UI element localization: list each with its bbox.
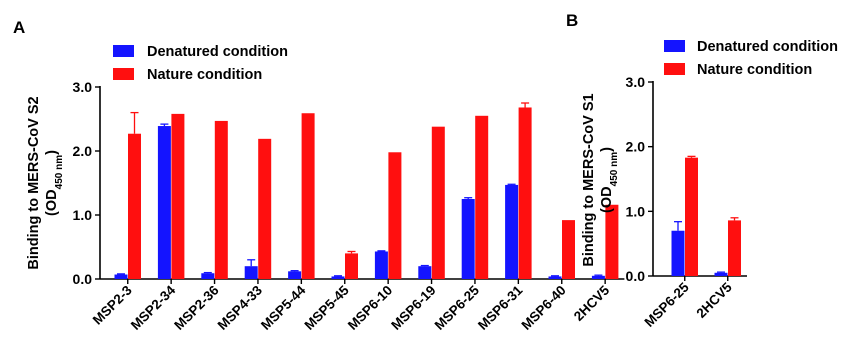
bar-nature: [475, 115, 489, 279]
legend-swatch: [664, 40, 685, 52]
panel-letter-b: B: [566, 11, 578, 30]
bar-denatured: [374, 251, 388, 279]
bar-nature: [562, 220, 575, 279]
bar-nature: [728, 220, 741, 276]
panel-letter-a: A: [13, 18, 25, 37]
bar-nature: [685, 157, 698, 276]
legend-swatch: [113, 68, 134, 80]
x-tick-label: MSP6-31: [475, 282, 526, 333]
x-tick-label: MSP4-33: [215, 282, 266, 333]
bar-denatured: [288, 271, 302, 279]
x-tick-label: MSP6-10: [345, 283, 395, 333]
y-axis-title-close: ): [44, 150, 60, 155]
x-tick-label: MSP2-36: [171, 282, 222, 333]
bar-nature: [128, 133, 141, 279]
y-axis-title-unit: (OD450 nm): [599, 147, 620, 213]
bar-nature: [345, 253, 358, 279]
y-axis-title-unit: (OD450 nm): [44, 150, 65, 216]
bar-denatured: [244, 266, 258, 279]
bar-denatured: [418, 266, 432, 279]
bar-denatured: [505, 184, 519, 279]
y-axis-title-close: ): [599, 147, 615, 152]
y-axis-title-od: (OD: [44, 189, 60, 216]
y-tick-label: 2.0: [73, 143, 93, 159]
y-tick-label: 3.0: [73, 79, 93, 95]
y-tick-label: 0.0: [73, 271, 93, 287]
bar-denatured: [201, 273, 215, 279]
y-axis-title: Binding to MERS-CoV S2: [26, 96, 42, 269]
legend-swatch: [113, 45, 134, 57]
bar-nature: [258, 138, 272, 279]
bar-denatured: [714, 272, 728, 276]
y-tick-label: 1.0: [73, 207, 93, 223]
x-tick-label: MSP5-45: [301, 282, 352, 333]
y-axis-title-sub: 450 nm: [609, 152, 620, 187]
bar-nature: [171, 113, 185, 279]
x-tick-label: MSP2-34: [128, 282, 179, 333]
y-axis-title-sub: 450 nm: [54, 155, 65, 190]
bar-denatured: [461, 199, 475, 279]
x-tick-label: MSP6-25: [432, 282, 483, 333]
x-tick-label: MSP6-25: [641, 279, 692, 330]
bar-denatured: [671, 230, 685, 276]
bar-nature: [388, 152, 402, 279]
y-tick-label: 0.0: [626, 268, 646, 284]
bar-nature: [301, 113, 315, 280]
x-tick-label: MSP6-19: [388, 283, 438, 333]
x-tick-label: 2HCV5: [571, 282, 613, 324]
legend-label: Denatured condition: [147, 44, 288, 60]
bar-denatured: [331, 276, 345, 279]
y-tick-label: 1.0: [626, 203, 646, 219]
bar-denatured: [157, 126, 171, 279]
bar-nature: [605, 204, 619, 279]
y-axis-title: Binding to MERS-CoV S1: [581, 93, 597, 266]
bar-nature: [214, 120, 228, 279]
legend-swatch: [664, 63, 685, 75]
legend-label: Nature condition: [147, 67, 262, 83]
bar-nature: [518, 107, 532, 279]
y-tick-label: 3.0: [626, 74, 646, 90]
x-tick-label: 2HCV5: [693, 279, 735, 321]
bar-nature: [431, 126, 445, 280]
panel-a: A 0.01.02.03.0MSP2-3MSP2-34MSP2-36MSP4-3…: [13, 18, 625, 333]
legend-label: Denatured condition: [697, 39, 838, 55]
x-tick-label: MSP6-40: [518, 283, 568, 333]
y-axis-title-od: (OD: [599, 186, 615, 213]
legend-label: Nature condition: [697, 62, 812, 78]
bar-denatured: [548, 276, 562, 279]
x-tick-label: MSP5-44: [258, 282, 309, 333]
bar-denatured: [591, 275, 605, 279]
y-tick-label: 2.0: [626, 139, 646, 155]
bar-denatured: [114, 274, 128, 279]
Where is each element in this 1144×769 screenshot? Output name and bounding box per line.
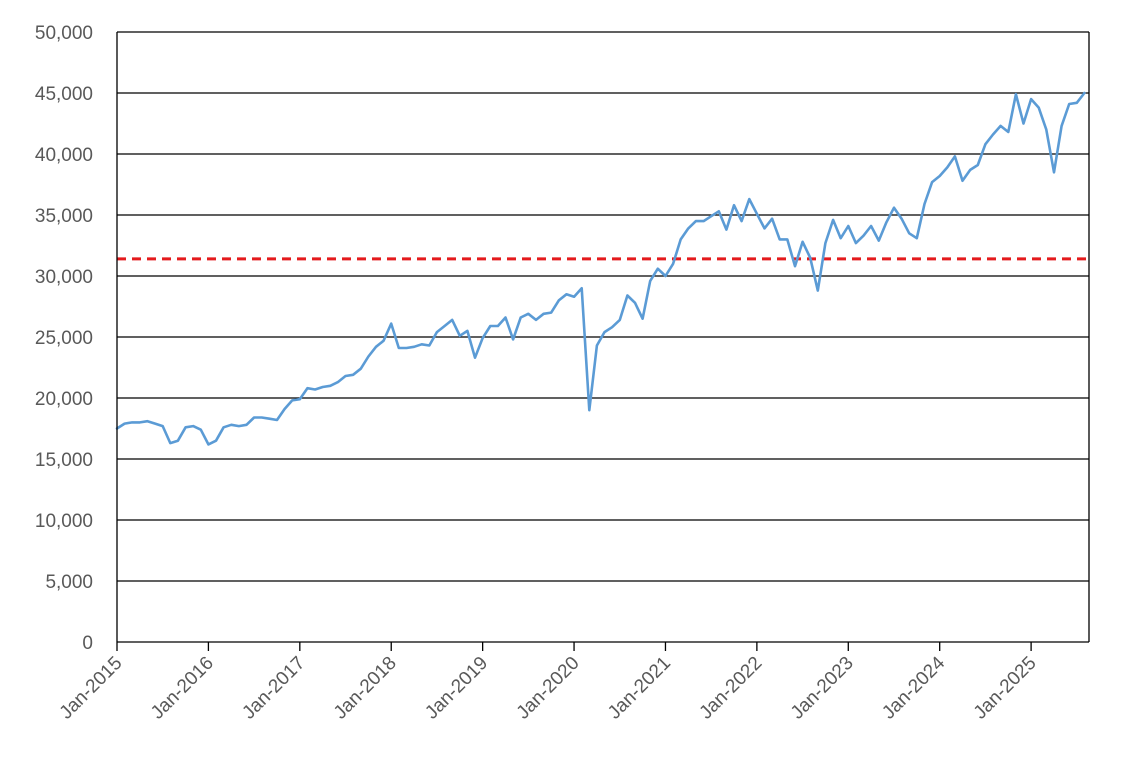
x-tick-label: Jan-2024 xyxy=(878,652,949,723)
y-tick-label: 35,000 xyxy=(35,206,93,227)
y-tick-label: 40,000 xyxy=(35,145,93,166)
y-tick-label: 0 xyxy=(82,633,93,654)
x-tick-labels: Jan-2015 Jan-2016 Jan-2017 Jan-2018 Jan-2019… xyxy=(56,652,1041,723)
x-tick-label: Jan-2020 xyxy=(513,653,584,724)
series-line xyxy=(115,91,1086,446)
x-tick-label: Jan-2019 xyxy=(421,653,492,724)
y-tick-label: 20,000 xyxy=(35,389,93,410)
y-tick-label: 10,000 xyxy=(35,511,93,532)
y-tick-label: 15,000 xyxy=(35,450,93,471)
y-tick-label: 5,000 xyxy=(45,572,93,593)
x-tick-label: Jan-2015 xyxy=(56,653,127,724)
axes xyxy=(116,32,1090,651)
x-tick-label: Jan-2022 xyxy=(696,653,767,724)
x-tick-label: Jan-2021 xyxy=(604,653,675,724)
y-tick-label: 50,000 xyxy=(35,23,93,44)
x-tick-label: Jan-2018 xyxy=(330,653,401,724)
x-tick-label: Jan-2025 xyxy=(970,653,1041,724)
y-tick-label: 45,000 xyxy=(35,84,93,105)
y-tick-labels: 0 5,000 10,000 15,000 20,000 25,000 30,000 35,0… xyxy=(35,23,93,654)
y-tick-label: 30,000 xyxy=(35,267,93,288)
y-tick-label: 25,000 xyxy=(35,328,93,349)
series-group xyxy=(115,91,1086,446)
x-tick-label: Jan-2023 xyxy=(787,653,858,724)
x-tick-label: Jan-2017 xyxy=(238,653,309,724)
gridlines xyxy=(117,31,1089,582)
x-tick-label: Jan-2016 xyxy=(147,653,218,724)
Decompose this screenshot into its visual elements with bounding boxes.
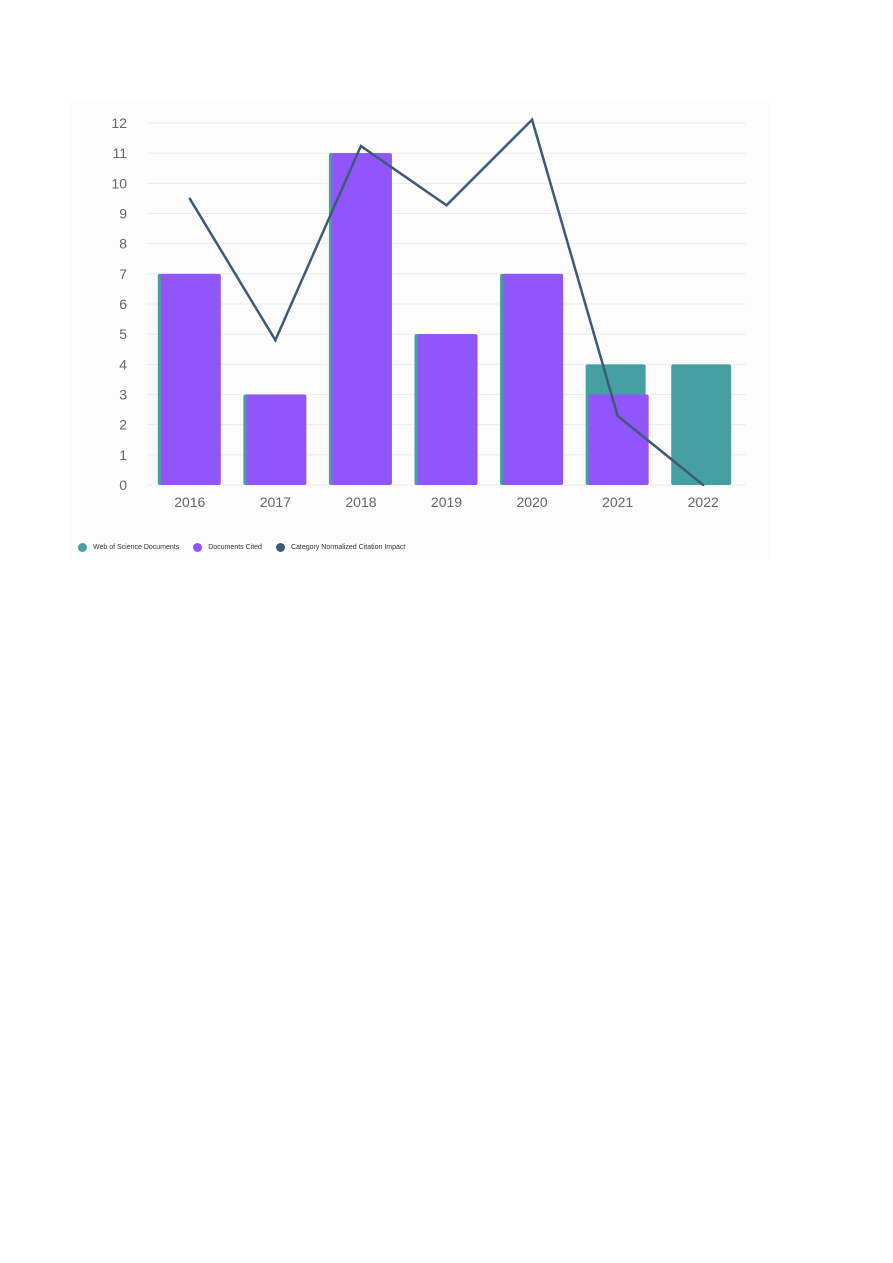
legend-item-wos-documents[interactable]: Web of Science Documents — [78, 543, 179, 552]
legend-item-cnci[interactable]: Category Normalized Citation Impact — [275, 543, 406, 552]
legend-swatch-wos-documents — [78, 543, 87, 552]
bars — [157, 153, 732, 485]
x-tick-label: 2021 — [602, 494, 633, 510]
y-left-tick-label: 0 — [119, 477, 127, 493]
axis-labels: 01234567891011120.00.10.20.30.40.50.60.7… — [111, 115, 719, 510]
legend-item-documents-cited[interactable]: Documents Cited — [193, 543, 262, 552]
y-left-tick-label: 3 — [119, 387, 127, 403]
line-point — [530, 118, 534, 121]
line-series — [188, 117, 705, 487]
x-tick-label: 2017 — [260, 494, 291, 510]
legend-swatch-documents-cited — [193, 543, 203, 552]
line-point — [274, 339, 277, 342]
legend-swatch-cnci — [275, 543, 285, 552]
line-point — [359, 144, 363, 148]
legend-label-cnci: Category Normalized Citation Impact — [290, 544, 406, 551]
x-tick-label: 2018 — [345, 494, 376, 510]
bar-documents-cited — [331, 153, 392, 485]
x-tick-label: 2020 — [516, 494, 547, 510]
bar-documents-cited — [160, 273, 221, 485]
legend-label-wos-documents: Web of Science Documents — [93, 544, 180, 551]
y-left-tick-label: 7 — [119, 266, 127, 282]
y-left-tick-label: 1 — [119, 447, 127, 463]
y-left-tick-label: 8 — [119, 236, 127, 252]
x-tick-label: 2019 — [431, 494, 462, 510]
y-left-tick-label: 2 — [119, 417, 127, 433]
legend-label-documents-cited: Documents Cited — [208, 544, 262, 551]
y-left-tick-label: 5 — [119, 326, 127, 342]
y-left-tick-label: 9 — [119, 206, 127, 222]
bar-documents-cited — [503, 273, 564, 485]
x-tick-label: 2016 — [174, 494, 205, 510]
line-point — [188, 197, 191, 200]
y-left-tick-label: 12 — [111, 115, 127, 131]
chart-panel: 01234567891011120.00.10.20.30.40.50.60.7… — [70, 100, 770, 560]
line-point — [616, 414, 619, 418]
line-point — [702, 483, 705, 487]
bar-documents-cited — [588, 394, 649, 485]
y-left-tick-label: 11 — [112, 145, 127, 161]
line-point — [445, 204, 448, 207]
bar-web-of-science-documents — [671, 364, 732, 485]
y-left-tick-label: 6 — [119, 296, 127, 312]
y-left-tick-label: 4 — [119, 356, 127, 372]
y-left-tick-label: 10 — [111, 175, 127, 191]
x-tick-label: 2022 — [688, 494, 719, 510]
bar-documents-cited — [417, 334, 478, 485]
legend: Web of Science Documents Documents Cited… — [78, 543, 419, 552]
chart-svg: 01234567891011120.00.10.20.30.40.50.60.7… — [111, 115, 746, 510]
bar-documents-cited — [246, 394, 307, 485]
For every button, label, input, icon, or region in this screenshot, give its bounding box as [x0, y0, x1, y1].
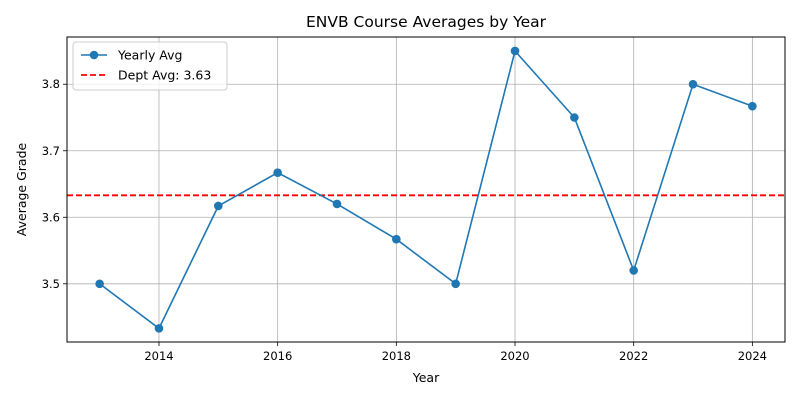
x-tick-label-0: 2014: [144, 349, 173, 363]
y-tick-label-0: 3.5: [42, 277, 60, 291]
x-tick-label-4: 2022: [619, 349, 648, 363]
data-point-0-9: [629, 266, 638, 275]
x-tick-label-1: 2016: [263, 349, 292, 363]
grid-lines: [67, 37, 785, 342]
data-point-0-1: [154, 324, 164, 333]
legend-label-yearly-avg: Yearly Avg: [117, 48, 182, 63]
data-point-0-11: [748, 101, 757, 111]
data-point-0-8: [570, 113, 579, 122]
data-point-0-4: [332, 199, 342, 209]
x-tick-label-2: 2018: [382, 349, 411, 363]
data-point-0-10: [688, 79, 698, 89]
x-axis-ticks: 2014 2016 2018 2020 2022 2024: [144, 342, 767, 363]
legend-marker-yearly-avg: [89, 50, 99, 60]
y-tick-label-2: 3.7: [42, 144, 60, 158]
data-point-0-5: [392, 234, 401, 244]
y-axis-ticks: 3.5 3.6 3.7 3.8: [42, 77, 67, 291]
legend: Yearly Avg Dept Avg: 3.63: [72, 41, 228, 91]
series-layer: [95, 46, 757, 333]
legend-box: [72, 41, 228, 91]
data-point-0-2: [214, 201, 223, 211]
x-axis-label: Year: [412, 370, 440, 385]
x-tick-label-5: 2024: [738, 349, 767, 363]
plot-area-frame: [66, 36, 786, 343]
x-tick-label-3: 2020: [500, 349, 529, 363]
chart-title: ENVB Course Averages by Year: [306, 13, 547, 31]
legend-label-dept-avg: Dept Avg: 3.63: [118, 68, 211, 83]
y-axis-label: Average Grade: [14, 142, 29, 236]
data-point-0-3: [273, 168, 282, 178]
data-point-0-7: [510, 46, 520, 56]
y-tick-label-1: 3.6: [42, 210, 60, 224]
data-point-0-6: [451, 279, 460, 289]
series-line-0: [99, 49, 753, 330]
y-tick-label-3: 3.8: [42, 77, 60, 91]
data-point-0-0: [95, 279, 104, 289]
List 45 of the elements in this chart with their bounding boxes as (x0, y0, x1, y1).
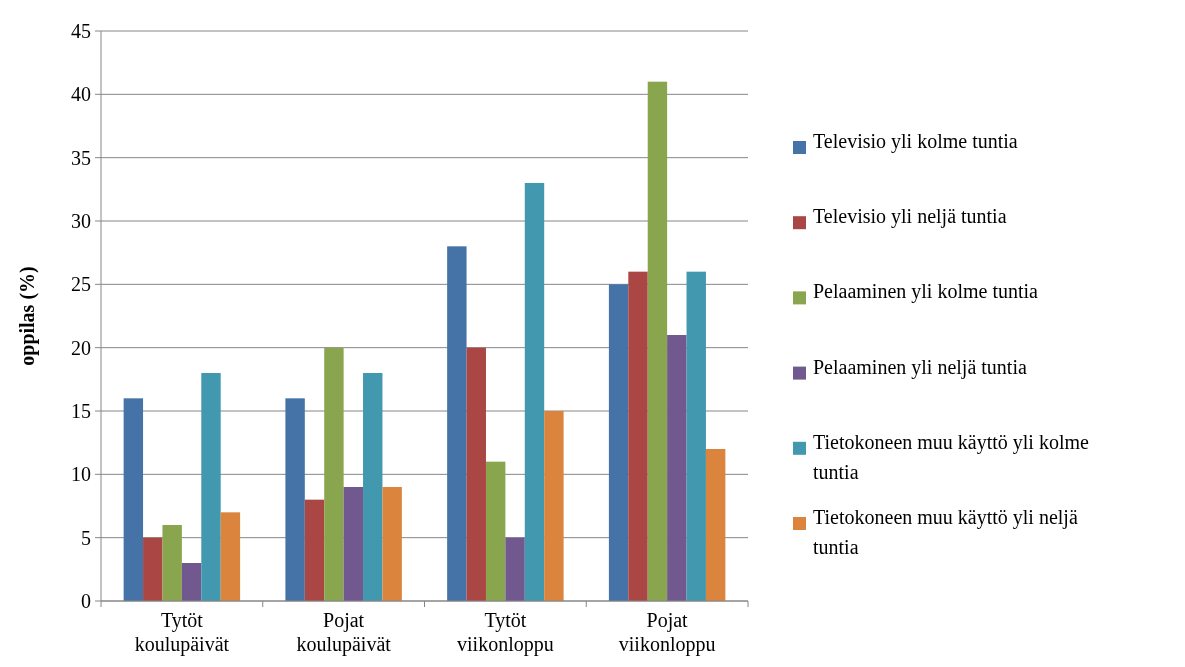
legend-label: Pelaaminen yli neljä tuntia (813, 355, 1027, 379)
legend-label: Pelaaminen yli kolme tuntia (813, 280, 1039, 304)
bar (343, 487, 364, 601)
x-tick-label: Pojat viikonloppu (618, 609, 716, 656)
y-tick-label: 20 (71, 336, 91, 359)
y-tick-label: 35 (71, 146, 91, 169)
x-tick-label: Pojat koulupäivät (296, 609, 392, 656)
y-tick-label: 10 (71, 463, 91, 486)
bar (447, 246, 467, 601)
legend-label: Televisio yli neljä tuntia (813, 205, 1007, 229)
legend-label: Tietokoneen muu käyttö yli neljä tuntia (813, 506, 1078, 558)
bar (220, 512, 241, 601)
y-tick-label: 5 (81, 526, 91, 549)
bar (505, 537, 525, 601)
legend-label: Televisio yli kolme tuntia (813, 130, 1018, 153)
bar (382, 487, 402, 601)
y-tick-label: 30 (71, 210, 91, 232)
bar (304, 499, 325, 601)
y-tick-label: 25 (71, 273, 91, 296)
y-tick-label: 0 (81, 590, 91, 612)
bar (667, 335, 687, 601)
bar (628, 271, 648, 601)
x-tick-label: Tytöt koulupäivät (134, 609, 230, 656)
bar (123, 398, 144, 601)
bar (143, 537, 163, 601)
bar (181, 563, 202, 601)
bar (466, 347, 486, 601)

══════════

(SET PROBLEM) Please identify every line of the entries above that contains the string "series", where case counts.

(OUTPUT BELOW)
series-line xyxy=(115,91,1086,446)
series-group xyxy=(115,91,1086,446)
line-series — [188, 117, 705, 487]
series-layer: [95, 46, 757, 333]
series-line-0: [99, 49, 753, 330]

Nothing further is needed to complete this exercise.